• Directions for this task:
Keep the pictures out and restate every record exactly.

━━━ Provided information ━━━

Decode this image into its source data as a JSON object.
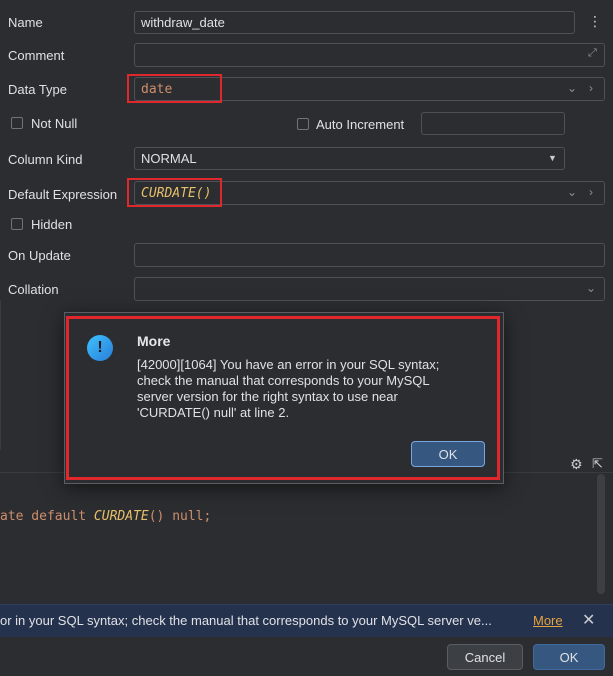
{
  "form": {
    "name_label": "Name",
    "name_value": "withdraw_date",
    "comment_label": "Comment",
    "comment_value": "",
    "data_type_label": "Data Type",
    "data_type_value": "date",
    "not_null_label": "Not Null",
    "auto_increment_label": "Auto Increment",
    "column_kind_label": "Column Kind",
    "column_kind_value": "NORMAL",
    "default_expression_label": "Default Expression",
    "default_expression_value": "CURDATE()",
    "hidden_label": "Hidden",
    "on_update_label": "On Update",
    "collation_label": "Collation"
  },
  "dialog": {
    "title": "More",
    "message": "[42000][1064] You have an error in your SQL syntax;\ncheck the manual that corresponds to your MySQL\nserver version for the right syntax to use near\n'CURDATE() null' at line 2.",
    "ok_label": "OK"
  },
  "preview": {
    "code_prefix": "ate default ",
    "code_func": "CURDATE",
    "code_suffix": "() null;"
  },
  "error_bar": {
    "text": "or in your SQL syntax; check the manual that corresponds to your MySQL server ve...",
    "more_label": "More"
  },
  "footer": {
    "cancel_label": "Cancel",
    "ok_label": "OK"
  },
  "colors": {
    "accent_red": "#e0272b",
    "keyword_orange": "#cf8e6d",
    "function_yellow": "#e8bf6a",
    "primary_button": "#365880",
    "link_orange": "#e6a23c"
  }
}
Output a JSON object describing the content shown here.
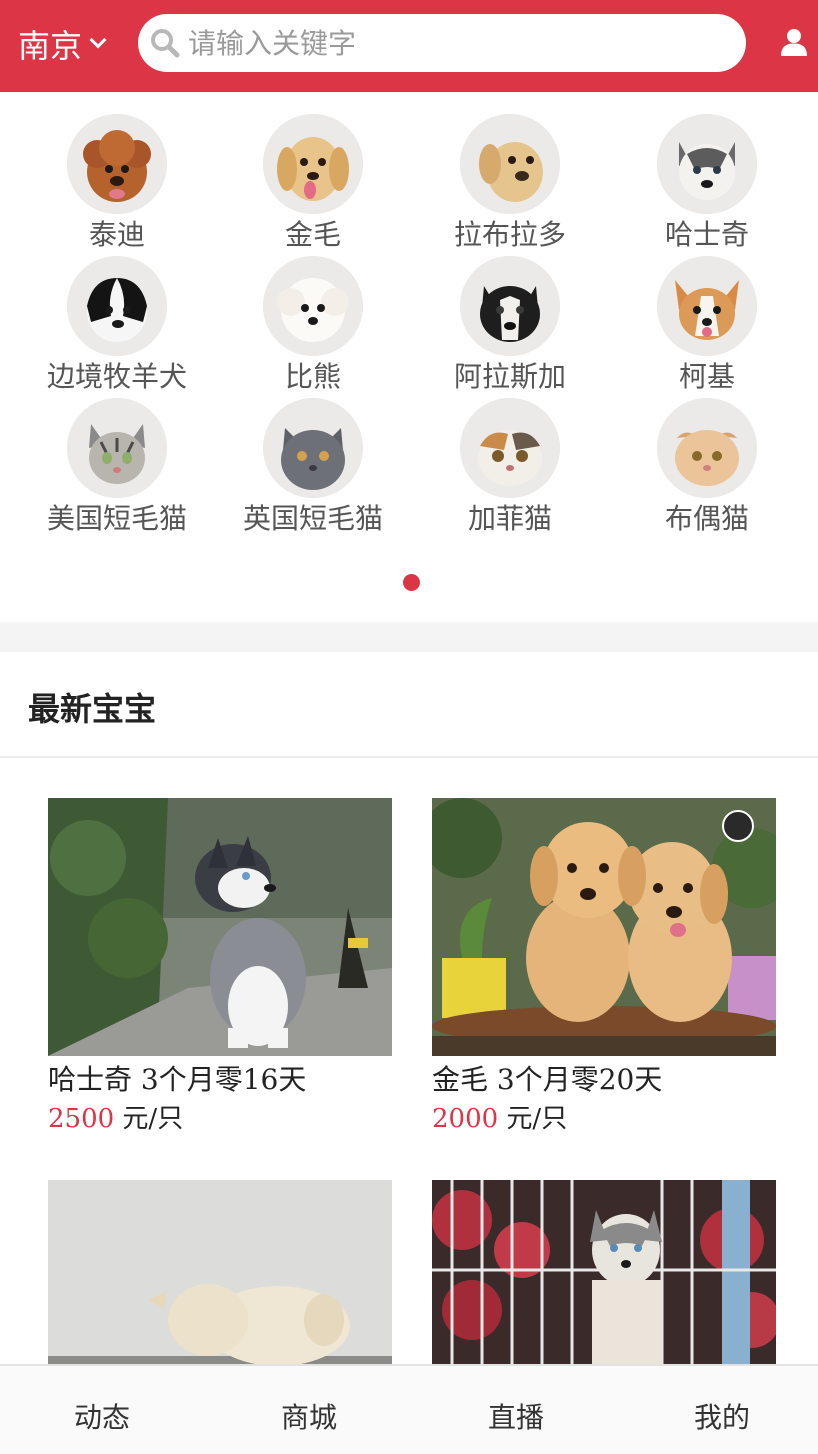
{
  "header": {
    "city": "南京",
    "search_placeholder": "请输入关键字"
  },
  "categories": [
    {
      "label": "泰迪",
      "icon": "teddy-photo"
    },
    {
      "label": "金毛",
      "icon": "golden-retriever-photo"
    },
    {
      "label": "拉布拉多",
      "icon": "labrador-photo"
    },
    {
      "label": "哈士奇",
      "icon": "husky-photo"
    },
    {
      "label": "边境牧羊犬",
      "icon": "border-collie-photo"
    },
    {
      "label": "比熊",
      "icon": "bichon-photo"
    },
    {
      "label": "阿拉斯加",
      "icon": "alaskan-malamute-photo"
    },
    {
      "label": "柯基",
      "icon": "corgi-photo"
    },
    {
      "label": "美国短毛猫",
      "icon": "american-shorthair-photo"
    },
    {
      "label": "英国短毛猫",
      "icon": "british-shorthair-photo"
    },
    {
      "label": "加菲猫",
      "icon": "exotic-shorthair-photo"
    },
    {
      "label": "布偶猫",
      "icon": "ragdoll-photo"
    }
  ],
  "pagination": {
    "pages": 1,
    "active": 1
  },
  "section": {
    "title": "最新宝宝"
  },
  "products": [
    {
      "title": "哈士奇 3个月零16天",
      "price": "2500",
      "unit": " 元/只"
    },
    {
      "title": "金毛 3个月零20天",
      "price": "2000",
      "unit": " 元/只"
    },
    {
      "title": "",
      "price": "",
      "unit": ""
    },
    {
      "title": "",
      "price": "",
      "unit": ""
    }
  ],
  "bottom_nav": [
    {
      "label": "动态"
    },
    {
      "label": "商城"
    },
    {
      "label": "直播"
    },
    {
      "label": "我的"
    }
  ],
  "colors": {
    "accent": "#dc3545",
    "price": "#dc3545",
    "divider": "#f4f4f4"
  }
}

━━━

• Solution to this task:
Decode this image into its source data as a JSON object.
{
  "form": {
    "name_label": "Name",
    "name_value": "withdraw_date",
    "comment_label": "Comment",
    "comment_value": "",
    "data_type_label": "Data Type",
    "data_type_value": "date",
    "not_null_label": "Not Null",
    "auto_increment_label": "Auto Increment",
    "column_kind_label": "Column Kind",
    "column_kind_value": "NORMAL",
    "default_expression_label": "Default Expression",
    "default_expression_value": "CURDATE()",
    "hidden_label": "Hidden",
    "on_update_label": "On Update",
    "collation_label": "Collation"
  },
  "dialog": {
    "title": "More",
    "message": "[42000][1064] You have an error in your SQL syntax;\ncheck the manual that corresponds to your MySQL\nserver version for the right syntax to use near\n'CURDATE() null' at line 2.",
    "ok_label": "OK"
  },
  "preview": {
    "code_prefix": "ate default ",
    "code_func": "CURDATE",
    "code_suffix": "() null;"
  },
  "error_bar": {
    "text": "or in your SQL syntax; check the manual that corresponds to your MySQL server ve...",
    "more_label": "More"
  },
  "footer": {
    "cancel_label": "Cancel",
    "ok_label": "OK"
  },
  "colors": {
    "accent_red": "#e0272b",
    "keyword_orange": "#cf8e6d",
    "function_yellow": "#e8bf6a",
    "primary_button": "#365880",
    "link_orange": "#e6a23c"
  }
}
Output a JSON object describing the content shown here.
{
  "header": {
    "city": "南京",
    "search_placeholder": "请输入关键字"
  },
  "categories": [
    {
      "label": "泰迪",
      "icon": "teddy-photo"
    },
    {
      "label": "金毛",
      "icon": "golden-retriever-photo"
    },
    {
      "label": "拉布拉多",
      "icon": "labrador-photo"
    },
    {
      "label": "哈士奇",
      "icon": "husky-photo"
    },
    {
      "label": "边境牧羊犬",
      "icon": "border-collie-photo"
    },
    {
      "label": "比熊",
      "icon": "bichon-photo"
    },
    {
      "label": "阿拉斯加",
      "icon": "alaskan-malamute-photo"
    },
    {
      "label": "柯基",
      "icon": "corgi-photo"
    },
    {
      "label": "美国短毛猫",
      "icon": "american-shorthair-photo"
    },
    {
      "label": "英国短毛猫",
      "icon": "british-shorthair-photo"
    },
    {
      "label": "加菲猫",
      "icon": "exotic-shorthair-photo"
    },
    {
      "label": "布偶猫",
      "icon": "ragdoll-photo"
    }
  ],
  "pagination": {
    "pages": 1,
    "active": 1
  },
  "section": {
    "title": "最新宝宝"
  },
  "products": [
    {
      "title": "哈士奇 3个月零16天",
      "price": "2500",
      "unit": " 元/只"
    },
    {
      "title": "金毛 3个月零20天",
      "price": "2000",
      "unit": " 元/只"
    },
    {
      "title": "",
      "price": "",
      "unit": ""
    },
    {
      "title": "",
      "price": "",
      "unit": ""
    }
  ],
  "bottom_nav": [
    {
      "label": "动态"
    },
    {
      "label": "商城"
    },
    {
      "label": "直播"
    },
    {
      "label": "我的"
    }
  ],
  "colors": {
    "accent": "#dc3545",
    "price": "#dc3545",
    "divider": "#f4f4f4"
  }
}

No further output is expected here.